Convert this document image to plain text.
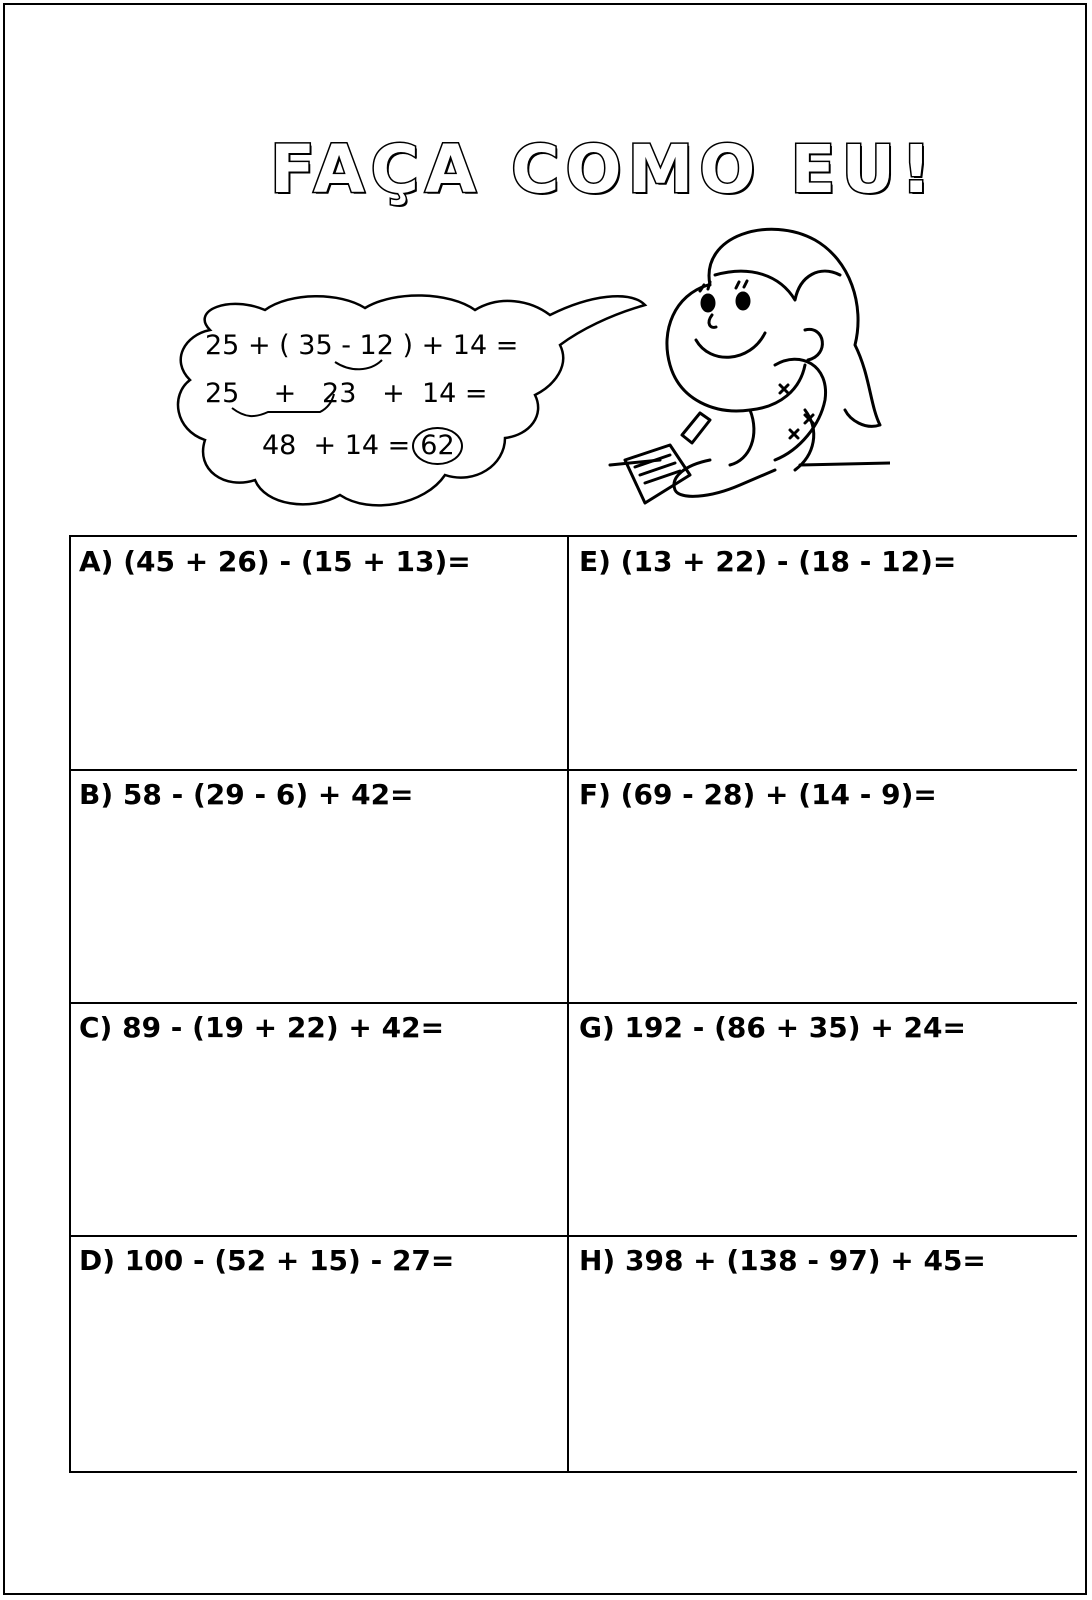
FAÇA COMO EU!
25 + ( 35 - 12 ) + 14 =
25    +   23   +  14 =
48  + 14 = 62
A) (45 + 26) - (15 + 13)=	E) (13 + 22) - (18 - 12)=
B) 58 - (29 - 6) + 42=	F) (69 - 28) + (14 - 9)=
C) 89 - (19 + 22) + 42=	G) 192 - (86 + 35) + 24=
D) 100 - (52 + 15) - 27=	H) 398 + (138 - 97) + 45=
□ □ □ □ □
Description of the task:
Reproduce the listing exactly. Leave its pictures out.

In response:
Convert this document image to plain text.
FAÇA COMO EU!
25 + ( 35 - 12 ) + 14 =
25    +   23   +  14 =
48  + 14 = 62
A) (45 + 26) - (15 + 13)=	E) (13 + 22) - (18 - 12)=
B) 58 - (29 - 6) + 42=	F) (69 - 28) + (14 - 9)=
C) 89 - (19 + 22) + 42=	G) 192 - (86 + 35) + 24=
D) 100 - (52 + 15) - 27=	H) 398 + (138 - 97) + 45=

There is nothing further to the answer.